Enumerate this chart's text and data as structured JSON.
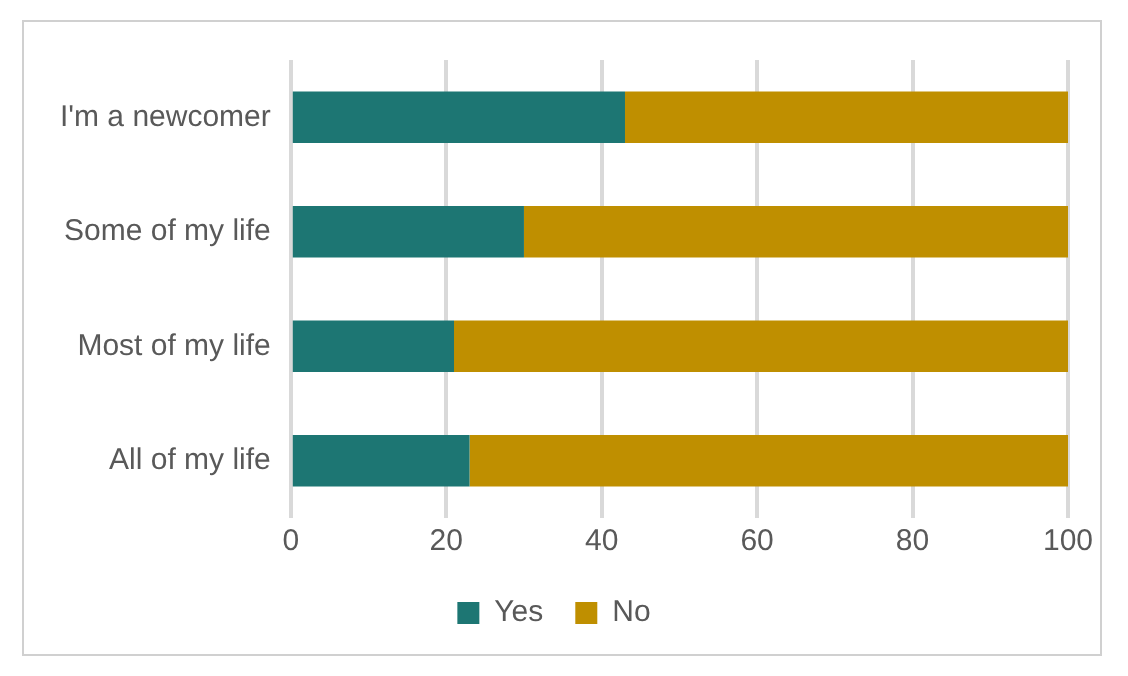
{
  "chart_data": {
    "type": "bar",
    "orientation": "horizontal",
    "stacked": true,
    "categories": [
      "I'm a newcomer",
      "Some of my life",
      "Most of my life",
      "All of my life"
    ],
    "series": [
      {
        "name": "Yes",
        "color": "#1d7673",
        "values": [
          43,
          30,
          21,
          23
        ]
      },
      {
        "name": "No",
        "color": "#bf8f00",
        "values": [
          57,
          70,
          79,
          77
        ]
      }
    ],
    "xlim": [
      0,
      100
    ],
    "xticks": [
      0,
      20,
      40,
      60,
      80,
      100
    ],
    "grid": "x",
    "legend": "bottom"
  }
}
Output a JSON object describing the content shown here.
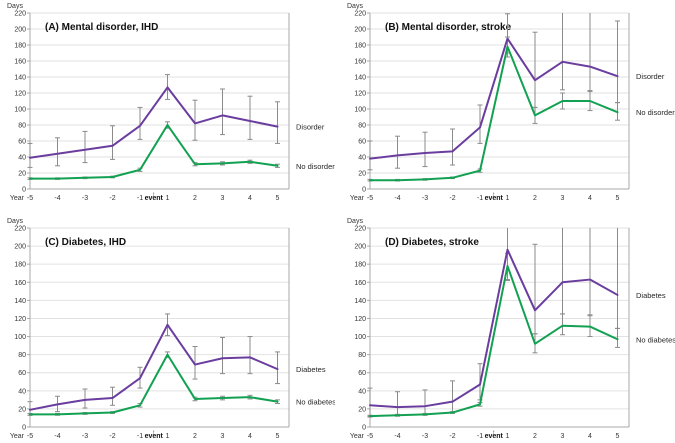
{
  "figure": {
    "y_axis_title": "Days",
    "x_axis_title": "Year",
    "event": {
      "label": "event",
      "arrow": "↑"
    },
    "y_ticks": [
      0,
      20,
      40,
      60,
      80,
      100,
      120,
      140,
      160,
      180,
      200,
      220
    ],
    "x_tick_years": [
      "-5",
      "-4",
      "-3",
      "-2",
      "-1",
      "1",
      "2",
      "3",
      "4",
      "5"
    ],
    "colors": {
      "series_primary": "#6a3d9e",
      "series_secondary": "#12a152",
      "error_bar": "#8b8b8b",
      "gridline": "#e2e2e2",
      "axis": "#a8a8a8",
      "tick_text": "#333333",
      "title_text": "#111111"
    }
  },
  "chart_data": [
    {
      "id": "A",
      "type": "line",
      "title": "(A) Mental disorder, IHD",
      "xlabel": "Year",
      "ylabel": "Days",
      "ylim": [
        0,
        220
      ],
      "x": [
        "-5",
        "-4",
        "-3",
        "-2",
        "-1",
        "1",
        "2",
        "3",
        "4",
        "5"
      ],
      "event_between": [
        "-1",
        "1"
      ],
      "series": [
        {
          "name": "Disorder",
          "color": "#6a3d9e",
          "values": [
            39,
            44,
            49,
            54,
            79,
            127,
            82,
            92,
            85,
            78
          ],
          "err_low": [
            27,
            29,
            33,
            37,
            62,
            112,
            61,
            68,
            62,
            57
          ],
          "err_high": [
            57,
            64,
            72,
            79,
            102,
            143,
            111,
            125,
            116,
            109
          ]
        },
        {
          "name": "No disorder",
          "color": "#12a152",
          "values": [
            13,
            13,
            14,
            15,
            24,
            80,
            31,
            32,
            34,
            29
          ],
          "err_low": [
            12,
            12,
            13,
            14,
            22,
            76,
            29,
            30,
            32,
            27
          ],
          "err_high": [
            14,
            14,
            15,
            16,
            26,
            84,
            33,
            34,
            36,
            31
          ]
        }
      ]
    },
    {
      "id": "B",
      "type": "line",
      "title": "(B) Mental disorder, stroke",
      "xlabel": "Year",
      "ylabel": "Days",
      "ylim": [
        0,
        220
      ],
      "x": [
        "-5",
        "-4",
        "-3",
        "-2",
        "-1",
        "1",
        "2",
        "3",
        "4",
        "5"
      ],
      "event_between": [
        "-1",
        "1"
      ],
      "series": [
        {
          "name": "Disorder",
          "color": "#6a3d9e",
          "values": [
            38,
            42,
            45,
            47,
            77,
            188,
            136,
            159,
            153,
            141
          ],
          "err_low": [
            24,
            26,
            28,
            30,
            57,
            170,
            102,
            124,
            123,
            108
          ],
          "err_high": [
            60,
            66,
            71,
            75,
            105,
            219,
            196,
            220,
            220,
            210
          ]
        },
        {
          "name": "No disorder",
          "color": "#12a152",
          "values": [
            11,
            11,
            12,
            14,
            23,
            178,
            92,
            110,
            110,
            96
          ],
          "err_low": [
            10,
            10,
            11,
            13,
            21,
            165,
            82,
            100,
            98,
            86
          ],
          "err_high": [
            12,
            12,
            13,
            15,
            25,
            190,
            102,
            120,
            122,
            108
          ]
        }
      ]
    },
    {
      "id": "C",
      "type": "line",
      "title": "(C) Diabetes, IHD",
      "xlabel": "Year",
      "ylabel": "Days",
      "ylim": [
        0,
        220
      ],
      "x": [
        "-5",
        "-4",
        "-3",
        "-2",
        "-1",
        "1",
        "2",
        "3",
        "4",
        "5"
      ],
      "event_between": [
        "-1",
        "1"
      ],
      "series": [
        {
          "name": "Diabetes",
          "color": "#6a3d9e",
          "values": [
            19,
            25,
            30,
            32,
            54,
            113,
            69,
            76,
            77,
            64
          ],
          "err_low": [
            13,
            17,
            21,
            24,
            43,
            101,
            53,
            59,
            59,
            48
          ],
          "err_high": [
            28,
            34,
            42,
            44,
            66,
            125,
            89,
            99,
            100,
            83
          ]
        },
        {
          "name": "No diabetes",
          "color": "#12a152",
          "values": [
            14,
            14,
            15,
            16,
            24,
            80,
            31,
            32,
            33,
            28
          ],
          "err_low": [
            13,
            13,
            14,
            15,
            22,
            77,
            29,
            30,
            31,
            26
          ],
          "err_high": [
            15,
            15,
            16,
            17,
            26,
            83,
            33,
            34,
            35,
            30
          ]
        }
      ]
    },
    {
      "id": "D",
      "type": "line",
      "title": "(D) Diabetes, stroke",
      "xlabel": "Year",
      "ylabel": "Days",
      "ylim": [
        0,
        220
      ],
      "x": [
        "-5",
        "-4",
        "-3",
        "-2",
        "-1",
        "1",
        "2",
        "3",
        "4",
        "5"
      ],
      "event_between": [
        "-1",
        "1"
      ],
      "series": [
        {
          "name": "Diabetes",
          "color": "#6a3d9e",
          "values": [
            24,
            22,
            23,
            28,
            47,
            196,
            129,
            160,
            163,
            146
          ],
          "err_low": [
            12,
            12,
            13,
            16,
            30,
            163,
            103,
            125,
            124,
            109
          ],
          "err_high": [
            43,
            39,
            41,
            51,
            70,
            220,
            202,
            220,
            220,
            220
          ]
        },
        {
          "name": "No diabetes",
          "color": "#12a152",
          "values": [
            12,
            13,
            14,
            16,
            25,
            178,
            92,
            112,
            111,
            97
          ],
          "err_low": [
            11,
            12,
            13,
            15,
            23,
            162,
            82,
            102,
            100,
            88
          ],
          "err_high": [
            13,
            14,
            15,
            17,
            27,
            192,
            103,
            125,
            123,
            109
          ]
        }
      ]
    }
  ]
}
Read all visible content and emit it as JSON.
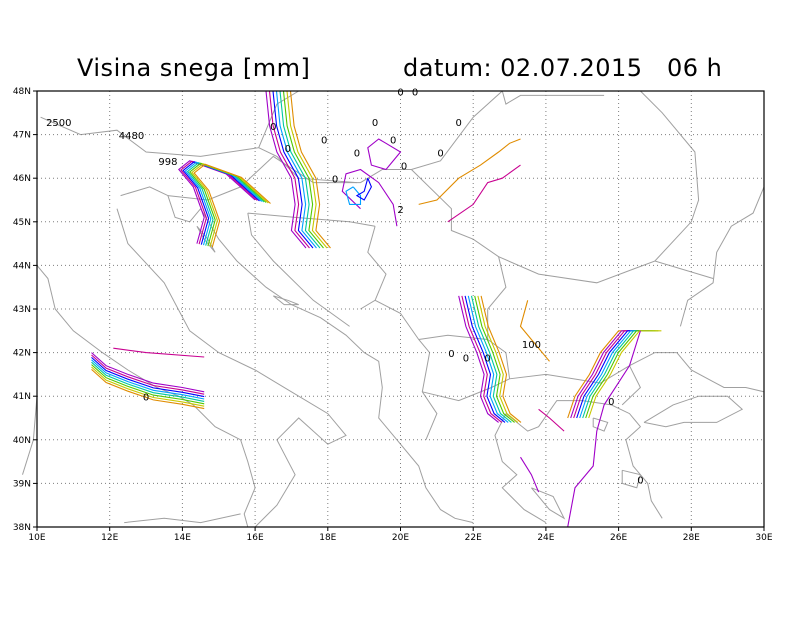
{
  "title": "Visina snega [mm]",
  "date_label": "datum: 02.07.2015   06 h",
  "colors": {
    "frame": "#000000",
    "grid": "#7f7f7f",
    "coast": "#a0a0a0",
    "contours": [
      "#a000c8",
      "#c80090",
      "#0000ff",
      "#00a0ff",
      "#00c8a0",
      "#50c800",
      "#c8c800",
      "#e08c00"
    ]
  },
  "map": {
    "lon_range": [
      10,
      30
    ],
    "lat_range": [
      38,
      48
    ],
    "x_ticks": [
      "10E",
      "12E",
      "14E",
      "16E",
      "18E",
      "20E",
      "22E",
      "24E",
      "26E",
      "28E",
      "30E"
    ],
    "y_ticks": [
      "38N",
      "39N",
      "40N",
      "41N",
      "42N",
      "43N",
      "44N",
      "45N",
      "46N",
      "47N",
      "48N"
    ],
    "contour_labels": [
      {
        "text": "2500",
        "lon": 10.6,
        "lat": 47.2
      },
      {
        "text": "4480",
        "lon": 12.6,
        "lat": 46.9
      },
      {
        "text": "998",
        "lon": 13.6,
        "lat": 46.3
      },
      {
        "text": "0",
        "lon": 20.0,
        "lat": 47.9
      },
      {
        "text": "0",
        "lon": 20.4,
        "lat": 47.9
      },
      {
        "text": "0",
        "lon": 19.3,
        "lat": 47.2
      },
      {
        "text": "0",
        "lon": 21.6,
        "lat": 47.2
      },
      {
        "text": "0",
        "lon": 16.5,
        "lat": 47.1
      },
      {
        "text": "0",
        "lon": 17.9,
        "lat": 46.8
      },
      {
        "text": "0",
        "lon": 19.8,
        "lat": 46.8
      },
      {
        "text": "0",
        "lon": 16.9,
        "lat": 46.6
      },
      {
        "text": "0",
        "lon": 18.8,
        "lat": 46.5
      },
      {
        "text": "0",
        "lon": 21.1,
        "lat": 46.5
      },
      {
        "text": "0",
        "lon": 20.1,
        "lat": 46.2
      },
      {
        "text": "0",
        "lon": 18.2,
        "lat": 45.9
      },
      {
        "text": "2",
        "lon": 20.0,
        "lat": 45.2
      },
      {
        "text": "0",
        "lon": 21.4,
        "lat": 41.9
      },
      {
        "text": "0",
        "lon": 21.8,
        "lat": 41.8
      },
      {
        "text": "0",
        "lon": 22.4,
        "lat": 41.8
      },
      {
        "text": "100",
        "lon": 23.6,
        "lat": 42.1
      },
      {
        "text": "0",
        "lon": 13.0,
        "lat": 40.9
      },
      {
        "text": "0",
        "lon": 25.8,
        "lat": 40.8
      },
      {
        "text": "0",
        "lon": 26.6,
        "lat": 39.0
      }
    ]
  }
}
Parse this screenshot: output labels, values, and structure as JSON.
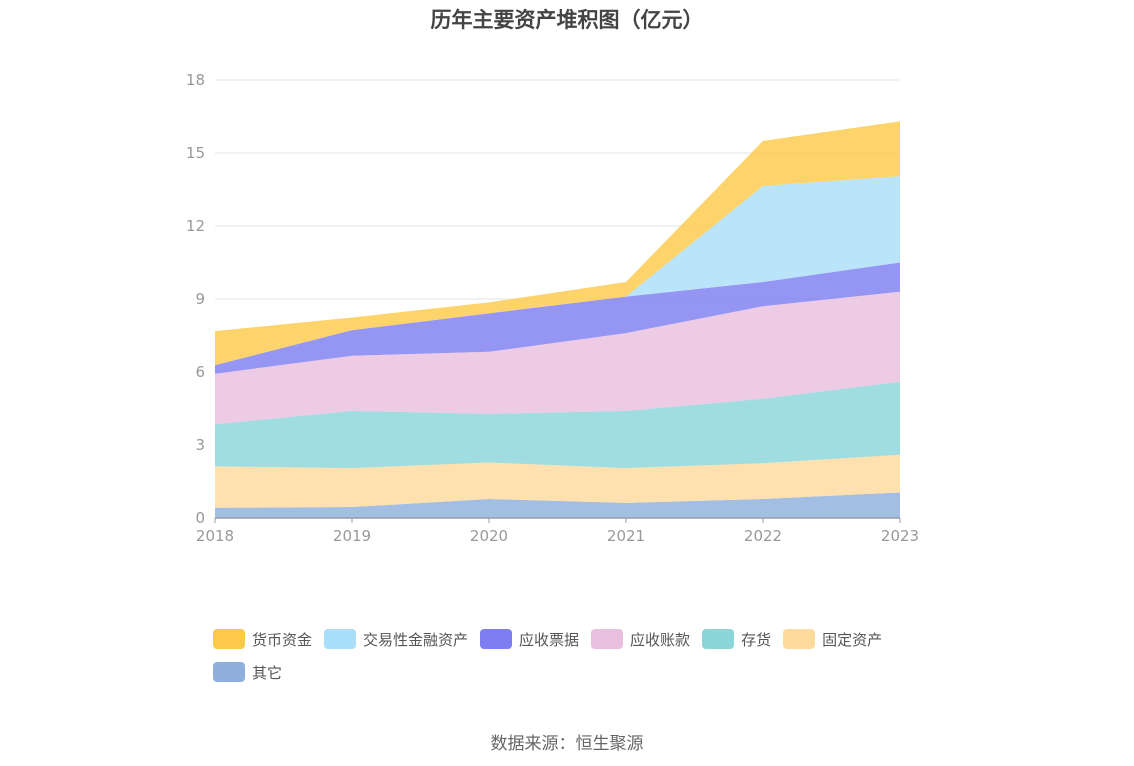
{
  "chart_data": {
    "type": "area",
    "stacked": true,
    "title": "历年主要资产堆积图（亿元）",
    "x": [
      "2018",
      "2019",
      "2020",
      "2021",
      "2022",
      "2023"
    ],
    "ylim": [
      0,
      18
    ],
    "yticks": [
      0,
      3,
      6,
      9,
      12,
      15,
      18
    ],
    "grid": true,
    "legend_position": "bottom",
    "series": [
      {
        "name": "其它",
        "color": "#8fb0dd",
        "values": [
          0.42,
          0.45,
          0.78,
          0.62,
          0.78,
          1.05
        ]
      },
      {
        "name": "固定资产",
        "color": "#fedb9c",
        "values": [
          1.7,
          1.6,
          1.5,
          1.43,
          1.47,
          1.55
        ]
      },
      {
        "name": "存货",
        "color": "#8ad6d9",
        "values": [
          1.73,
          2.35,
          2.0,
          2.35,
          2.65,
          3.0
        ]
      },
      {
        "name": "应收账款",
        "color": "#e9bfdf",
        "values": [
          2.08,
          2.27,
          2.55,
          3.2,
          3.8,
          3.7
        ]
      },
      {
        "name": "应收票据",
        "color": "#7e7ef2",
        "values": [
          0.35,
          1.05,
          1.58,
          1.5,
          1.0,
          1.2
        ]
      },
      {
        "name": "交易性金融资产",
        "color": "#a9def8",
        "values": [
          0.0,
          0.0,
          0.0,
          0.0,
          3.95,
          3.55
        ]
      },
      {
        "name": "货币资金",
        "color": "#fdc94a",
        "values": [
          1.4,
          0.52,
          0.45,
          0.6,
          1.85,
          2.25
        ]
      }
    ]
  },
  "legend_items": [
    {
      "label": "货币资金",
      "color": "#fdc94a"
    },
    {
      "label": "交易性金融资产",
      "color": "#a9def8"
    },
    {
      "label": "应收票据",
      "color": "#7e7ef2"
    },
    {
      "label": "应收账款",
      "color": "#e9bfdf"
    },
    {
      "label": "存货",
      "color": "#8ad6d9"
    },
    {
      "label": "固定资产",
      "color": "#fedb9c"
    },
    {
      "label": "其它",
      "color": "#8fb0dd"
    }
  ],
  "source": "数据来源：恒生聚源"
}
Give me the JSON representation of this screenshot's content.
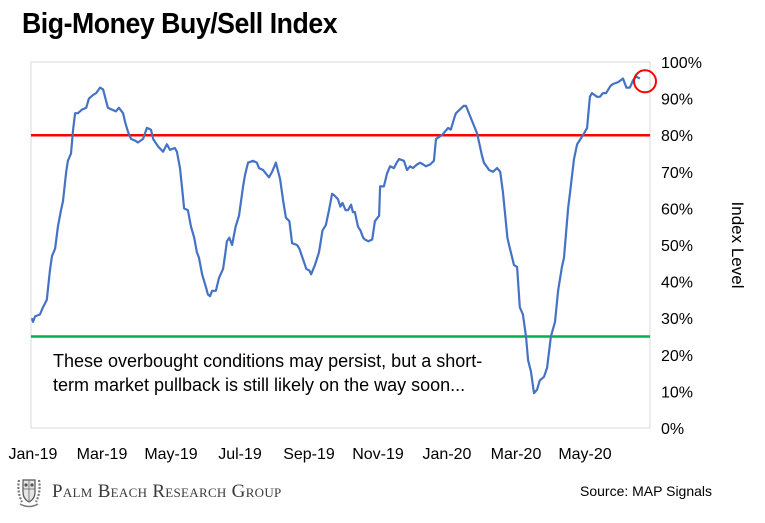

* * *

Select every line in the material above where the string "bottom" occurs, and copy it.

    "legend": "bottom"
    "legend_position": "bottom",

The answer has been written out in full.